Objective :: Exactly reproduce each record listed below.

Supplied records ::
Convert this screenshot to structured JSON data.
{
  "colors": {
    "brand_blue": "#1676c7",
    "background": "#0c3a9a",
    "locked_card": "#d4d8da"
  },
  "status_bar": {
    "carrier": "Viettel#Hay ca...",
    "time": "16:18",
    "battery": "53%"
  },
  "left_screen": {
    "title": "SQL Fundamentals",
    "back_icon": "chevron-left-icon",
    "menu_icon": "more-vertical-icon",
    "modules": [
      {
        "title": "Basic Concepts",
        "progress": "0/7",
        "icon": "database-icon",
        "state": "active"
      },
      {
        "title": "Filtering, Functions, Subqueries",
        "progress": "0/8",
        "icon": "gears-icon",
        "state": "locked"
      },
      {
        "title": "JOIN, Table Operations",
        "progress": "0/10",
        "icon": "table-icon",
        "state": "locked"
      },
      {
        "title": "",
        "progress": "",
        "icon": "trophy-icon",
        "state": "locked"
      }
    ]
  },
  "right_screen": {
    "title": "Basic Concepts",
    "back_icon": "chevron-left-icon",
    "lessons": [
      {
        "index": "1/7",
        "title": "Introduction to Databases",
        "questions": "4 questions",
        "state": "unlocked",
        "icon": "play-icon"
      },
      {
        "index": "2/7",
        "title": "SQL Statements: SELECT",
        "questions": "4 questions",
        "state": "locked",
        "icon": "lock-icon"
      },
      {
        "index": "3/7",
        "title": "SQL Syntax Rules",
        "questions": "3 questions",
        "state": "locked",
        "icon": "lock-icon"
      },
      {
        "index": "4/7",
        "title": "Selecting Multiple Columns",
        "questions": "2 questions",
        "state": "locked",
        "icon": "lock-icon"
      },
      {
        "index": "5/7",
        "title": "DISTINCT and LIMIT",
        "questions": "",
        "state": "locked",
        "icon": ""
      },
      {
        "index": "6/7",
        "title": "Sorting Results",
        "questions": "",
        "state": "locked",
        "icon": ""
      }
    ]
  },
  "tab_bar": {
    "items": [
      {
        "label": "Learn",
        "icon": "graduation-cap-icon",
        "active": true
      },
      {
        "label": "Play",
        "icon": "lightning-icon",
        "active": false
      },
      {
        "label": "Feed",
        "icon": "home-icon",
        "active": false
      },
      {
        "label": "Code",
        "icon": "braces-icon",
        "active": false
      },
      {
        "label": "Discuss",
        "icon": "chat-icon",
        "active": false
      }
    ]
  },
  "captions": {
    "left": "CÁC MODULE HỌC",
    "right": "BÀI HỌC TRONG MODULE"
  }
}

Worked answer ::
Convert this screenshot to structured JSON data.
{
  "colors": {
    "brand_blue": "#1676c7",
    "background": "#0c3a9a",
    "locked_card": "#d4d8da"
  },
  "status_bar": {
    "carrier": "Viettel#Hay ca...",
    "time": "16:18",
    "battery": "53%"
  },
  "left_screen": {
    "title": "SQL Fundamentals",
    "back_icon": "chevron-left-icon",
    "menu_icon": "more-vertical-icon",
    "modules": [
      {
        "title": "Basic Concepts",
        "progress": "0/7",
        "icon": "database-icon",
        "state": "active"
      },
      {
        "title": "Filtering, Functions, Subqueries",
        "progress": "0/8",
        "icon": "gears-icon",
        "state": "locked"
      },
      {
        "title": "JOIN, Table Operations",
        "progress": "0/10",
        "icon": "table-icon",
        "state": "locked"
      },
      {
        "title": "",
        "progress": "",
        "icon": "trophy-icon",
        "state": "locked"
      }
    ]
  },
  "right_screen": {
    "title": "Basic Concepts",
    "back_icon": "chevron-left-icon",
    "lessons": [
      {
        "index": "1/7",
        "title": "Introduction to Databases",
        "questions": "4 questions",
        "state": "unlocked",
        "icon": "play-icon"
      },
      {
        "index": "2/7",
        "title": "SQL Statements: SELECT",
        "questions": "4 questions",
        "state": "locked",
        "icon": "lock-icon"
      },
      {
        "index": "3/7",
        "title": "SQL Syntax Rules",
        "questions": "3 questions",
        "state": "locked",
        "icon": "lock-icon"
      },
      {
        "index": "4/7",
        "title": "Selecting Multiple Columns",
        "questions": "2 questions",
        "state": "locked",
        "icon": "lock-icon"
      },
      {
        "index": "5/7",
        "title": "DISTINCT and LIMIT",
        "questions": "",
        "state": "locked",
        "icon": ""
      },
      {
        "index": "6/7",
        "title": "Sorting Results",
        "questions": "",
        "state": "locked",
        "icon": ""
      }
    ]
  },
  "tab_bar": {
    "items": [
      {
        "label": "Learn",
        "icon": "graduation-cap-icon",
        "active": true
      },
      {
        "label": "Play",
        "icon": "lightning-icon",
        "active": false
      },
      {
        "label": "Feed",
        "icon": "home-icon",
        "active": false
      },
      {
        "label": "Code",
        "icon": "braces-icon",
        "active": false
      },
      {
        "label": "Discuss",
        "icon": "chat-icon",
        "active": false
      }
    ]
  },
  "captions": {
    "left": "CÁC MODULE HỌC",
    "right": "BÀI HỌC TRONG MODULE"
  }
}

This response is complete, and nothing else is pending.